Given exercise -
Print the listing below exactly.

----------

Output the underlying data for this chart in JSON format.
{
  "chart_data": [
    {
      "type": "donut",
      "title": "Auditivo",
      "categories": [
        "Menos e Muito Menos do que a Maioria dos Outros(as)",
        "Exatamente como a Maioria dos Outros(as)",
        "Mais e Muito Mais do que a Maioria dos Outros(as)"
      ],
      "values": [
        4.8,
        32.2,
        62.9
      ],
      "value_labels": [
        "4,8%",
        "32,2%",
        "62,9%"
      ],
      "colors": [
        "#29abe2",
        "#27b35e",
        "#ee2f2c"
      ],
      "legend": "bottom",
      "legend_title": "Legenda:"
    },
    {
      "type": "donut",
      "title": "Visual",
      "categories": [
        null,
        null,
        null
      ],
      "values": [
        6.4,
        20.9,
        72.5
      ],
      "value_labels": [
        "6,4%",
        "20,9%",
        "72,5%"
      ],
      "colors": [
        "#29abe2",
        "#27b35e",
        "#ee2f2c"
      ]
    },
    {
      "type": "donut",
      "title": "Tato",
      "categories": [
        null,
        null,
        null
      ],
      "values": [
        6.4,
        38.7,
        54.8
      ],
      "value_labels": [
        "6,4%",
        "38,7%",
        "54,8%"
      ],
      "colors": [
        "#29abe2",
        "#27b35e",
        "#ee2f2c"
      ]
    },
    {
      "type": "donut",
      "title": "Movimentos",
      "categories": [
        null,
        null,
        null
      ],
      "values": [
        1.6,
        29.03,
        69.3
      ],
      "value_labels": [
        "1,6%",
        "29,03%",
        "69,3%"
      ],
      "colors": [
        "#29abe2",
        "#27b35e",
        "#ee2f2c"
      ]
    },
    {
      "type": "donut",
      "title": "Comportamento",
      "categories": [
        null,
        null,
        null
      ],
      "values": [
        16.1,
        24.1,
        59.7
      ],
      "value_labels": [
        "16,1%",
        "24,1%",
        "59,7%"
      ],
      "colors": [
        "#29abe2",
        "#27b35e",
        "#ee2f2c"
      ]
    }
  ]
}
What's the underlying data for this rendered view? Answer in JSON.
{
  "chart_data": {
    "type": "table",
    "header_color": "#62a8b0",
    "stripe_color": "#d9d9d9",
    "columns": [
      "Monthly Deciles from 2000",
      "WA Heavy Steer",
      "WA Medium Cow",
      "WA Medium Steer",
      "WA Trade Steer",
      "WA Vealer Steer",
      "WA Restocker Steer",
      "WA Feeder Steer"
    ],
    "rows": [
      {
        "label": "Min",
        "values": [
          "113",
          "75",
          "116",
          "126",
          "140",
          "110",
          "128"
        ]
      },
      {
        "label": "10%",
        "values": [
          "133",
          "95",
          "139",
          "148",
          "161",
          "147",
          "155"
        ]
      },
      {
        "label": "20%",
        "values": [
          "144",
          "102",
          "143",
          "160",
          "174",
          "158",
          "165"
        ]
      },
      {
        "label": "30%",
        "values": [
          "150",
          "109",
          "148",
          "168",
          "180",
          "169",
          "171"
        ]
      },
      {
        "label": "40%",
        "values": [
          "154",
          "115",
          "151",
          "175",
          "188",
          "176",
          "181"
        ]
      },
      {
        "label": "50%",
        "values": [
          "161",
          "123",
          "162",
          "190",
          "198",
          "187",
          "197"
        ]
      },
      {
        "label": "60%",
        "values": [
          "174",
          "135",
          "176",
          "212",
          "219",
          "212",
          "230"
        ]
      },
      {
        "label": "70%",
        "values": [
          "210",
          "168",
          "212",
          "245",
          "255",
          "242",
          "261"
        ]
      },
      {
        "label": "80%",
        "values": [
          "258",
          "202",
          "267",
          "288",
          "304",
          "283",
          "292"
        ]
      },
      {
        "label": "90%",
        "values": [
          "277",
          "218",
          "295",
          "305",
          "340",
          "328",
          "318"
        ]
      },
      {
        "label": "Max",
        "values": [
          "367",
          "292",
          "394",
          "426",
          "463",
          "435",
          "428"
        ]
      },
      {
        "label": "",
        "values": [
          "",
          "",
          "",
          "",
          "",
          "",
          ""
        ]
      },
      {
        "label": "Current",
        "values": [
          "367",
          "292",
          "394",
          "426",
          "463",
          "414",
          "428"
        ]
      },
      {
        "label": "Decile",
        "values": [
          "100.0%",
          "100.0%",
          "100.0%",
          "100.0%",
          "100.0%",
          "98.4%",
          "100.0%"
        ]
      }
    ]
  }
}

----------

The completed task -
Output the underlying data for this chart in JSON format.
{
  "chart_data": [
    {
      "type": "donut",
      "title": "Auditivo",
      "categories": [
        "Menos e Muito Menos do que a Maioria dos Outros(as)",
        "Exatamente como a Maioria dos Outros(as)",
        "Mais e Muito Mais do que a Maioria dos Outros(as)"
      ],
      "values": [
        4.8,
        32.2,
        62.9
      ],
      "value_labels": [
        "4,8%",
        "32,2%",
        "62,9%"
      ],
      "colors": [
        "#29abe2",
        "#27b35e",
        "#ee2f2c"
      ],
      "legend": "bottom",
      "legend_title": "Legenda:"
    },
    {
      "type": "donut",
      "title": "Visual",
      "categories": [
        null,
        null,
        null
      ],
      "values": [
        6.4,
        20.9,
        72.5
      ],
      "value_labels": [
        "6,4%",
        "20,9%",
        "72,5%"
      ],
      "colors": [
        "#29abe2",
        "#27b35e",
        "#ee2f2c"
      ]
    },
    {
      "type": "donut",
      "title": "Tato",
      "categories": [
        null,
        null,
        null
      ],
      "values": [
        6.4,
        38.7,
        54.8
      ],
      "value_labels": [
        "6,4%",
        "38,7%",
        "54,8%"
      ],
      "colors": [
        "#29abe2",
        "#27b35e",
        "#ee2f2c"
      ]
    },
    {
      "type": "donut",
      "title": "Movimentos",
      "categories": [
        null,
        null,
        null
      ],
      "values": [
        1.6,
        29.03,
        69.3
      ],
      "value_labels": [
        "1,6%",
        "29,03%",
        "69,3%"
      ],
      "colors": [
        "#29abe2",
        "#27b35e",
        "#ee2f2c"
      ]
    },
    {
      "type": "donut",
      "title": "Comportamento",
      "categories": [
        null,
        null,
        null
      ],
      "values": [
        16.1,
        24.1,
        59.7
      ],
      "value_labels": [
        "16,1%",
        "24,1%",
        "59,7%"
      ],
      "colors": [
        "#29abe2",
        "#27b35e",
        "#ee2f2c"
      ]
    }
  ]
}
What's the underlying data for this rendered view? Answer in JSON.
{
  "chart_data": {
    "type": "table",
    "header_color": "#62a8b0",
    "stripe_color": "#d9d9d9",
    "columns": [
      "Monthly Deciles from 2000",
      "WA Heavy Steer",
      "WA Medium Cow",
      "WA Medium Steer",
      "WA Trade Steer",
      "WA Vealer Steer",
      "WA Restocker Steer",
      "WA Feeder Steer"
    ],
    "rows": [
      {
        "label": "Min",
        "values": [
          "113",
          "75",
          "116",
          "126",
          "140",
          "110",
          "128"
        ]
      },
      {
        "label": "10%",
        "values": [
          "133",
          "95",
          "139",
          "148",
          "161",
          "147",
          "155"
        ]
      },
      {
        "label": "20%",
        "values": [
          "144",
          "102",
          "143",
          "160",
          "174",
          "158",
          "165"
        ]
      },
      {
        "label": "30%",
        "values": [
          "150",
          "109",
          "148",
          "168",
          "180",
          "169",
          "171"
        ]
      },
      {
        "label": "40%",
        "values": [
          "154",
          "115",
          "151",
          "175",
          "188",
          "176",
          "181"
        ]
      },
      {
        "label": "50%",
        "values": [
          "161",
          "123",
          "162",
          "190",
          "198",
          "187",
          "197"
        ]
      },
      {
        "label": "60%",
        "values": [
          "174",
          "135",
          "176",
          "212",
          "219",
          "212",
          "230"
        ]
      },
      {
        "label": "70%",
        "values": [
          "210",
          "168",
          "212",
          "245",
          "255",
          "242",
          "261"
        ]
      },
      {
        "label": "80%",
        "values": [
          "258",
          "202",
          "267",
          "288",
          "304",
          "283",
          "292"
        ]
      },
      {
        "label": "90%",
        "values": [
          "277",
          "218",
          "295",
          "305",
          "340",
          "328",
          "318"
        ]
      },
      {
        "label": "Max",
        "values": [
          "367",
          "292",
          "394",
          "426",
          "463",
          "435",
          "428"
        ]
      },
      {
        "label": "",
        "values": [
          "",
          "",
          "",
          "",
          "",
          "",
          ""
        ]
      },
      {
        "label": "Current",
        "values": [
          "367",
          "292",
          "394",
          "426",
          "463",
          "414",
          "428"
        ]
      },
      {
        "label": "Decile",
        "values": [
          "100.0%",
          "100.0%",
          "100.0%",
          "100.0%",
          "100.0%",
          "98.4%",
          "100.0%"
        ]
      }
    ]
  }
}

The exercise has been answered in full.